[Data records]
########################################

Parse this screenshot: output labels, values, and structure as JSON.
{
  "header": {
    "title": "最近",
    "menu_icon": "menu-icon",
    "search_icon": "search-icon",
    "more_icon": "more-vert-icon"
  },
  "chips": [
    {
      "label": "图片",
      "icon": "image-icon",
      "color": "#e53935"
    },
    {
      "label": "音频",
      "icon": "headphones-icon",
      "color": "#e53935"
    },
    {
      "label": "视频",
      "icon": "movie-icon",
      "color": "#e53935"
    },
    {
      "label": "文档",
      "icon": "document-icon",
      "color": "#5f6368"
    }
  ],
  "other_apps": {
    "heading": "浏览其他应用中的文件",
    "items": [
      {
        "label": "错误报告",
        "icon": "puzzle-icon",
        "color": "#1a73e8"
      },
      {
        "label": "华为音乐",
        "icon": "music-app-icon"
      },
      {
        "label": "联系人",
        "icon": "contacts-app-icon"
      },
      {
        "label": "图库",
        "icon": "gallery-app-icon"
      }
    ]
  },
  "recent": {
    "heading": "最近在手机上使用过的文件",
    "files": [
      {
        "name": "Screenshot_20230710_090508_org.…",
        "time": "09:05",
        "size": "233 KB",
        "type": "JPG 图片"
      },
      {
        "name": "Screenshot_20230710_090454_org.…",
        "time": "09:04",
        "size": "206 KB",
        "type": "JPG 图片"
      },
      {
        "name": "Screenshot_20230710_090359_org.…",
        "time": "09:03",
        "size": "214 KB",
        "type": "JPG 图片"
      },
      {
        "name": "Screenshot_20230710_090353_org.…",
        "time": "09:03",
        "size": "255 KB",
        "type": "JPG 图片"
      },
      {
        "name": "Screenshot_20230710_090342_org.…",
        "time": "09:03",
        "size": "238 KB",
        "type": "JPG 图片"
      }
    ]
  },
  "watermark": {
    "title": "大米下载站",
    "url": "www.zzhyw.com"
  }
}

########################################

▶ **The problem**:
Write out every record, exactly as written.

▶ **Expected answer**:
Parse this screenshot: output labels, values, and structure as JSON.
{
  "header": {
    "title": "最近",
    "menu_icon": "menu-icon",
    "search_icon": "search-icon",
    "more_icon": "more-vert-icon"
  },
  "chips": [
    {
      "label": "图片",
      "icon": "image-icon",
      "color": "#e53935"
    },
    {
      "label": "音频",
      "icon": "headphones-icon",
      "color": "#e53935"
    },
    {
      "label": "视频",
      "icon": "movie-icon",
      "color": "#e53935"
    },
    {
      "label": "文档",
      "icon": "document-icon",
      "color": "#5f6368"
    }
  ],
  "other_apps": {
    "heading": "浏览其他应用中的文件",
    "items": [
      {
        "label": "错误报告",
        "icon": "puzzle-icon",
        "color": "#1a73e8"
      },
      {
        "label": "华为音乐",
        "icon": "music-app-icon"
      },
      {
        "label": "联系人",
        "icon": "contacts-app-icon"
      },
      {
        "label": "图库",
        "icon": "gallery-app-icon"
      }
    ]
  },
  "recent": {
    "heading": "最近在手机上使用过的文件",
    "files": [
      {
        "name": "Screenshot_20230710_090508_org.…",
        "time": "09:05",
        "size": "233 KB",
        "type": "JPG 图片"
      },
      {
        "name": "Screenshot_20230710_090454_org.…",
        "time": "09:04",
        "size": "206 KB",
        "type": "JPG 图片"
      },
      {
        "name": "Screenshot_20230710_090359_org.…",
        "time": "09:03",
        "size": "214 KB",
        "type": "JPG 图片"
      },
      {
        "name": "Screenshot_20230710_090353_org.…",
        "time": "09:03",
        "size": "255 KB",
        "type": "JPG 图片"
      },
      {
        "name": "Screenshot_20230710_090342_org.…",
        "time": "09:03",
        "size": "238 KB",
        "type": "JPG 图片"
      }
    ]
  },
  "watermark": {
    "title": "大米下载站",
    "url": "www.zzhyw.com"
  }
}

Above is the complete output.